▶ THE INPUT:
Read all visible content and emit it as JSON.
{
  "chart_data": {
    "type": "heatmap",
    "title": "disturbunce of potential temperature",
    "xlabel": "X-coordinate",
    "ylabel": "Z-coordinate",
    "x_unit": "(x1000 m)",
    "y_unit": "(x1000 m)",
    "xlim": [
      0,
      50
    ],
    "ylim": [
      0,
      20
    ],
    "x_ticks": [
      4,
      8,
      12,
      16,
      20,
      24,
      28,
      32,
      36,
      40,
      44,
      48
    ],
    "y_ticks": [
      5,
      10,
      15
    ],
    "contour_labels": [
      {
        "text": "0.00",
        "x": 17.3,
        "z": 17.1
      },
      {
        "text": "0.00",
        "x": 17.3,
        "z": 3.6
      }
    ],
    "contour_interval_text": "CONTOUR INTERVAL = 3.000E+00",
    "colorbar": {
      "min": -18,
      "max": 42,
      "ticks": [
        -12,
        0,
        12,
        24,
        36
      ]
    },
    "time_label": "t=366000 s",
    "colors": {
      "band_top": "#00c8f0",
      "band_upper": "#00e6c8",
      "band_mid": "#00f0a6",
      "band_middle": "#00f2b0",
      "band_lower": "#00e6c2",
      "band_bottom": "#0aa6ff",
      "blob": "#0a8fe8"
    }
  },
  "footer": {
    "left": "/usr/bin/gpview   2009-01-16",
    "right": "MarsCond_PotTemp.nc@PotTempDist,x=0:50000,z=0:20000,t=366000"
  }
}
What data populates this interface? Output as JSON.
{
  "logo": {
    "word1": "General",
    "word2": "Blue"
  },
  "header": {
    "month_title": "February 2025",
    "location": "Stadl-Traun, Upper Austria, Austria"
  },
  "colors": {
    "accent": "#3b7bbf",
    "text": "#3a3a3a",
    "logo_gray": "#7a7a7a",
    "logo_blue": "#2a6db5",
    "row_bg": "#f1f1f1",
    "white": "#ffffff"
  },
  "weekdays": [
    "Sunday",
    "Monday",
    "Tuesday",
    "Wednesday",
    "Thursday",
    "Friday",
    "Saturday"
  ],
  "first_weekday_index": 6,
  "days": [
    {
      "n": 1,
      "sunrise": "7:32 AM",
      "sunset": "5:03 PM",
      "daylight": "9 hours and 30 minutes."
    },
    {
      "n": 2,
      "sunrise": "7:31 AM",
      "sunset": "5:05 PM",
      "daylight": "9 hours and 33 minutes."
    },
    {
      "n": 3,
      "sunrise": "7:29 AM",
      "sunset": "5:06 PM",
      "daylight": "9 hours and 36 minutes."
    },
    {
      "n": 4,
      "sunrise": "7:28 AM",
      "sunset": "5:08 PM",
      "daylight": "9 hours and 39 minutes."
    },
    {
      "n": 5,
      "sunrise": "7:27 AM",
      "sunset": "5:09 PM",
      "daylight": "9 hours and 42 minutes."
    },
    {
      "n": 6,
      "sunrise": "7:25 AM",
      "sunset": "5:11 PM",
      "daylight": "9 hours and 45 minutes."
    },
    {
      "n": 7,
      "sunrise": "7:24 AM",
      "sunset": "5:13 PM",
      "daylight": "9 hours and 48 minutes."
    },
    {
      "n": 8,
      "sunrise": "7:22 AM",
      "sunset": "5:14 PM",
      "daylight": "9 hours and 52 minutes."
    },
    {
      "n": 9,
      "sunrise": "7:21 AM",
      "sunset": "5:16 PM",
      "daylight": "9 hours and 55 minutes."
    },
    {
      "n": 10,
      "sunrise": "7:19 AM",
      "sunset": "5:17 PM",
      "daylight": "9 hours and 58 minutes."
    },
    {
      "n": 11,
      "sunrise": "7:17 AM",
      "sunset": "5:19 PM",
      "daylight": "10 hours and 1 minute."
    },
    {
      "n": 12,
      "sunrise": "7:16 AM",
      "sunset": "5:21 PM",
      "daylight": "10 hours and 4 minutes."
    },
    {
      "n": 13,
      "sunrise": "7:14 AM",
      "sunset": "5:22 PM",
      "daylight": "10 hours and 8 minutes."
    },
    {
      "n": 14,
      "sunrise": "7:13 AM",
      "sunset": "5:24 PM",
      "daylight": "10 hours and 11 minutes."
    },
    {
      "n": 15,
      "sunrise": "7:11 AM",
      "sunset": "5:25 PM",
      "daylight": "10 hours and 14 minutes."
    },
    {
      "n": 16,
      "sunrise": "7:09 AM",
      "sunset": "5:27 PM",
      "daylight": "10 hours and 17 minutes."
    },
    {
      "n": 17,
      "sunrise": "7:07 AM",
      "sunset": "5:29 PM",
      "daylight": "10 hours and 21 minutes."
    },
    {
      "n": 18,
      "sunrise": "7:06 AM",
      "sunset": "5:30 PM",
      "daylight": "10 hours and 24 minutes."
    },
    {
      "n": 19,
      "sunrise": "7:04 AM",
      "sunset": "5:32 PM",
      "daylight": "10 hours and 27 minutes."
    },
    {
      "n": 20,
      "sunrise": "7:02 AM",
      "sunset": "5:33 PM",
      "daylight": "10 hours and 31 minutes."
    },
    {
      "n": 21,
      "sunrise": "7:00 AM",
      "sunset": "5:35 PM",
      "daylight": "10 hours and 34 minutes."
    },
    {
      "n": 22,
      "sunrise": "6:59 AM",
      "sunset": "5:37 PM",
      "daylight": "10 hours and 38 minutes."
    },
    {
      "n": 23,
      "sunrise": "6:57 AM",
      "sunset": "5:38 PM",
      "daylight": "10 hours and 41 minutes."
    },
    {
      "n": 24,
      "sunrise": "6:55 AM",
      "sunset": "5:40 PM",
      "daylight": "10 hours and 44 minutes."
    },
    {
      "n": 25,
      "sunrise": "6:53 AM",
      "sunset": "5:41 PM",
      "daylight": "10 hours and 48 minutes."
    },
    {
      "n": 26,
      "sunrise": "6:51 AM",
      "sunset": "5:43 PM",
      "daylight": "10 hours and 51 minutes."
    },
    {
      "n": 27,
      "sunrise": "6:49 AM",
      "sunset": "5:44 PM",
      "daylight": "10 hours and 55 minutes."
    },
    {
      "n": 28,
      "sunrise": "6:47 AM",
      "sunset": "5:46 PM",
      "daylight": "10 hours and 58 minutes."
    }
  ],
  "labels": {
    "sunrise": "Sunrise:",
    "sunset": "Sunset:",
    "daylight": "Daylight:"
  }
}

▶ EXERCISE PROMPT:
Reproduce the material above without altering a single character.

▶ RESULT OF THIS TASK:
Read all visible content and emit it as JSON.
{
  "chart_data": {
    "type": "heatmap",
    "title": "disturbunce of potential temperature",
    "xlabel": "X-coordinate",
    "ylabel": "Z-coordinate",
    "x_unit": "(x1000 m)",
    "y_unit": "(x1000 m)",
    "xlim": [
      0,
      50
    ],
    "ylim": [
      0,
      20
    ],
    "x_ticks": [
      4,
      8,
      12,
      16,
      20,
      24,
      28,
      32,
      36,
      40,
      44,
      48
    ],
    "y_ticks": [
      5,
      10,
      15
    ],
    "contour_labels": [
      {
        "text": "0.00",
        "x": 17.3,
        "z": 17.1
      },
      {
        "text": "0.00",
        "x": 17.3,
        "z": 3.6
      }
    ],
    "contour_interval_text": "CONTOUR INTERVAL = 3.000E+00",
    "colorbar": {
      "min": -18,
      "max": 42,
      "ticks": [
        -12,
        0,
        12,
        24,
        36
      ]
    },
    "time_label": "t=366000 s",
    "colors": {
      "band_top": "#00c8f0",
      "band_upper": "#00e6c8",
      "band_mid": "#00f0a6",
      "band_middle": "#00f2b0",
      "band_lower": "#00e6c2",
      "band_bottom": "#0aa6ff",
      "blob": "#0a8fe8"
    }
  },
  "footer": {
    "left": "/usr/bin/gpview   2009-01-16",
    "right": "MarsCond_PotTemp.nc@PotTempDist,x=0:50000,z=0:20000,t=366000"
  }
}
What data populates this interface? Output as JSON.
{
  "logo": {
    "word1": "General",
    "word2": "Blue"
  },
  "header": {
    "month_title": "February 2025",
    "location": "Stadl-Traun, Upper Austria, Austria"
  },
  "colors": {
    "accent": "#3b7bbf",
    "text": "#3a3a3a",
    "logo_gray": "#7a7a7a",
    "logo_blue": "#2a6db5",
    "row_bg": "#f1f1f1",
    "white": "#ffffff"
  },
  "weekdays": [
    "Sunday",
    "Monday",
    "Tuesday",
    "Wednesday",
    "Thursday",
    "Friday",
    "Saturday"
  ],
  "first_weekday_index": 6,
  "days": [
    {
      "n": 1,
      "sunrise": "7:32 AM",
      "sunset": "5:03 PM",
      "daylight": "9 hours and 30 minutes."
    },
    {
      "n": 2,
      "sunrise": "7:31 AM",
      "sunset": "5:05 PM",
      "daylight": "9 hours and 33 minutes."
    },
    {
      "n": 3,
      "sunrise": "7:29 AM",
      "sunset": "5:06 PM",
      "daylight": "9 hours and 36 minutes."
    },
    {
      "n": 4,
      "sunrise": "7:28 AM",
      "sunset": "5:08 PM",
      "daylight": "9 hours and 39 minutes."
    },
    {
      "n": 5,
      "sunrise": "7:27 AM",
      "sunset": "5:09 PM",
      "daylight": "9 hours and 42 minutes."
    },
    {
      "n": 6,
      "sunrise": "7:25 AM",
      "sunset": "5:11 PM",
      "daylight": "9 hours and 45 minutes."
    },
    {
      "n": 7,
      "sunrise": "7:24 AM",
      "sunset": "5:13 PM",
      "daylight": "9 hours and 48 minutes."
    },
    {
      "n": 8,
      "sunrise": "7:22 AM",
      "sunset": "5:14 PM",
      "daylight": "9 hours and 52 minutes."
    },
    {
      "n": 9,
      "sunrise": "7:21 AM",
      "sunset": "5:16 PM",
      "daylight": "9 hours and 55 minutes."
    },
    {
      "n": 10,
      "sunrise": "7:19 AM",
      "sunset": "5:17 PM",
      "daylight": "9 hours and 58 minutes."
    },
    {
      "n": 11,
      "sunrise": "7:17 AM",
      "sunset": "5:19 PM",
      "daylight": "10 hours and 1 minute."
    },
    {
      "n": 12,
      "sunrise": "7:16 AM",
      "sunset": "5:21 PM",
      "daylight": "10 hours and 4 minutes."
    },
    {
      "n": 13,
      "sunrise": "7:14 AM",
      "sunset": "5:22 PM",
      "daylight": "10 hours and 8 minutes."
    },
    {
      "n": 14,
      "sunrise": "7:13 AM",
      "sunset": "5:24 PM",
      "daylight": "10 hours and 11 minutes."
    },
    {
      "n": 15,
      "sunrise": "7:11 AM",
      "sunset": "5:25 PM",
      "daylight": "10 hours and 14 minutes."
    },
    {
      "n": 16,
      "sunrise": "7:09 AM",
      "sunset": "5:27 PM",
      "daylight": "10 hours and 17 minutes."
    },
    {
      "n": 17,
      "sunrise": "7:07 AM",
      "sunset": "5:29 PM",
      "daylight": "10 hours and 21 minutes."
    },
    {
      "n": 18,
      "sunrise": "7:06 AM",
      "sunset": "5:30 PM",
      "daylight": "10 hours and 24 minutes."
    },
    {
      "n": 19,
      "sunrise": "7:04 AM",
      "sunset": "5:32 PM",
      "daylight": "10 hours and 27 minutes."
    },
    {
      "n": 20,
      "sunrise": "7:02 AM",
      "sunset": "5:33 PM",
      "daylight": "10 hours and 31 minutes."
    },
    {
      "n": 21,
      "sunrise": "7:00 AM",
      "sunset": "5:35 PM",
      "daylight": "10 hours and 34 minutes."
    },
    {
      "n": 22,
      "sunrise": "6:59 AM",
      "sunset": "5:37 PM",
      "daylight": "10 hours and 38 minutes."
    },
    {
      "n": 23,
      "sunrise": "6:57 AM",
      "sunset": "5:38 PM",
      "daylight": "10 hours and 41 minutes."
    },
    {
      "n": 24,
      "sunrise": "6:55 AM",
      "sunset": "5:40 PM",
      "daylight": "10 hours and 44 minutes."
    },
    {
      "n": 25,
      "sunrise": "6:53 AM",
      "sunset": "5:41 PM",
      "daylight": "10 hours and 48 minutes."
    },
    {
      "n": 26,
      "sunrise": "6:51 AM",
      "sunset": "5:43 PM",
      "daylight": "10 hours and 51 minutes."
    },
    {
      "n": 27,
      "sunrise": "6:49 AM",
      "sunset": "5:44 PM",
      "daylight": "10 hours and 55 minutes."
    },
    {
      "n": 28,
      "sunrise": "6:47 AM",
      "sunset": "5:46 PM",
      "daylight": "10 hours and 58 minutes."
    }
  ],
  "labels": {
    "sunrise": "Sunrise:",
    "sunset": "Sunset:",
    "daylight": "Daylight:"
  }
}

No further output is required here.